# WHAT THE TASK REQUIRES:
Extract each record and reproduce it exactly.
-- start of DATASET ENTRIES --
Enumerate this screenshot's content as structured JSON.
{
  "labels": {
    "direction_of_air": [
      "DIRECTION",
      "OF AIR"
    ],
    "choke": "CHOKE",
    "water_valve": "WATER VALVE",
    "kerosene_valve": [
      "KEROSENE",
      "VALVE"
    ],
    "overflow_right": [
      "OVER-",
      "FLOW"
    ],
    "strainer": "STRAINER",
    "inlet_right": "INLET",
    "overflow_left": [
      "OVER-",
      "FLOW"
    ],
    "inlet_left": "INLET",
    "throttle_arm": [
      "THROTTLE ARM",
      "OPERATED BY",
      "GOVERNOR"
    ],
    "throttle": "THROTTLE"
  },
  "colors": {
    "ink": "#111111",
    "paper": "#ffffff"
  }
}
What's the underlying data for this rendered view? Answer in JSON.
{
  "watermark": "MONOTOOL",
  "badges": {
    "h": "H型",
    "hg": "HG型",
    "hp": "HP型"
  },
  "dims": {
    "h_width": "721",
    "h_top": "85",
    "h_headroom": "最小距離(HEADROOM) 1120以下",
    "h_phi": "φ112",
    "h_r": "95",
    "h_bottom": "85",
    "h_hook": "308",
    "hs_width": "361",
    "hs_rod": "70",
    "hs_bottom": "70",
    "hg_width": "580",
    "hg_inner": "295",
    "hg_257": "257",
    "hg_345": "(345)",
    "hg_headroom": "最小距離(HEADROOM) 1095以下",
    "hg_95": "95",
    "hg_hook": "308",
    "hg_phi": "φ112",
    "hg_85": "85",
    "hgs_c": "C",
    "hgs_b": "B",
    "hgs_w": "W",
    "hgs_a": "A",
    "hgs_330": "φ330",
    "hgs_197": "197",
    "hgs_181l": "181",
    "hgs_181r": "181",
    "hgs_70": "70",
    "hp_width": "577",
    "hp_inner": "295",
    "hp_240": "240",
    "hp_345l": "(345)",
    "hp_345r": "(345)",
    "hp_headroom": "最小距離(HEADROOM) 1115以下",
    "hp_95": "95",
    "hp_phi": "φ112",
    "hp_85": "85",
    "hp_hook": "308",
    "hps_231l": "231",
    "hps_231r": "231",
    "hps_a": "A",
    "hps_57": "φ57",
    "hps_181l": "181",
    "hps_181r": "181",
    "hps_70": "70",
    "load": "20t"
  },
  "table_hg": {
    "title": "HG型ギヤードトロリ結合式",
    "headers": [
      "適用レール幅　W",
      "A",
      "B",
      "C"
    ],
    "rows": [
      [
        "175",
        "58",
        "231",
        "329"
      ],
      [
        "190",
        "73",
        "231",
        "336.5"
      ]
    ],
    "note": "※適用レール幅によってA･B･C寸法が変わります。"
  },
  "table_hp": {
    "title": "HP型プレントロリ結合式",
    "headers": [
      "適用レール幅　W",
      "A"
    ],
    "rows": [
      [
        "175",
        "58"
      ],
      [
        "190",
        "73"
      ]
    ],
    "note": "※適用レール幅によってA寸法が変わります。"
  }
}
-- end of DATASET ENTRIES --
# FINISHED ANSWER:
Enumerate this screenshot's content as structured JSON.
{
  "labels": {
    "direction_of_air": [
      "DIRECTION",
      "OF AIR"
    ],
    "choke": "CHOKE",
    "water_valve": "WATER VALVE",
    "kerosene_valve": [
      "KEROSENE",
      "VALVE"
    ],
    "overflow_right": [
      "OVER-",
      "FLOW"
    ],
    "strainer": "STRAINER",
    "inlet_right": "INLET",
    "overflow_left": [
      "OVER-",
      "FLOW"
    ],
    "inlet_left": "INLET",
    "throttle_arm": [
      "THROTTLE ARM",
      "OPERATED BY",
      "GOVERNOR"
    ],
    "throttle": "THROTTLE"
  },
  "colors": {
    "ink": "#111111",
    "paper": "#ffffff"
  }
}
What's the underlying data for this rendered view? Answer in JSON.
{
  "watermark": "MONOTOOL",
  "badges": {
    "h": "H型",
    "hg": "HG型",
    "hp": "HP型"
  },
  "dims": {
    "h_width": "721",
    "h_top": "85",
    "h_headroom": "最小距離(HEADROOM) 1120以下",
    "h_phi": "φ112",
    "h_r": "95",
    "h_bottom": "85",
    "h_hook": "308",
    "hs_width": "361",
    "hs_rod": "70",
    "hs_bottom": "70",
    "hg_width": "580",
    "hg_inner": "295",
    "hg_257": "257",
    "hg_345": "(345)",
    "hg_headroom": "最小距離(HEADROOM) 1095以下",
    "hg_95": "95",
    "hg_hook": "308",
    "hg_phi": "φ112",
    "hg_85": "85",
    "hgs_c": "C",
    "hgs_b": "B",
    "hgs_w": "W",
    "hgs_a": "A",
    "hgs_330": "φ330",
    "hgs_197": "197",
    "hgs_181l": "181",
    "hgs_181r": "181",
    "hgs_70": "70",
    "hp_width": "577",
    "hp_inner": "295",
    "hp_240": "240",
    "hp_345l": "(345)",
    "hp_345r": "(345)",
    "hp_headroom": "最小距離(HEADROOM) 1115以下",
    "hp_95": "95",
    "hp_phi": "φ112",
    "hp_85": "85",
    "hp_hook": "308",
    "hps_231l": "231",
    "hps_231r": "231",
    "hps_a": "A",
    "hps_57": "φ57",
    "hps_181l": "181",
    "hps_181r": "181",
    "hps_70": "70",
    "load": "20t"
  },
  "table_hg": {
    "title": "HG型ギヤードトロリ結合式",
    "headers": [
      "適用レール幅　W",
      "A",
      "B",
      "C"
    ],
    "rows": [
      [
        "175",
        "58",
        "231",
        "329"
      ],
      [
        "190",
        "73",
        "231",
        "336.5"
      ]
    ],
    "note": "※適用レール幅によってA･B･C寸法が変わります。"
  },
  "table_hp": {
    "title": "HP型プレントロリ結合式",
    "headers": [
      "適用レール幅　W",
      "A"
    ],
    "rows": [
      [
        "175",
        "58"
      ],
      [
        "190",
        "73"
      ]
    ],
    "note": "※適用レール幅によってA寸法が変わります。"
  }
}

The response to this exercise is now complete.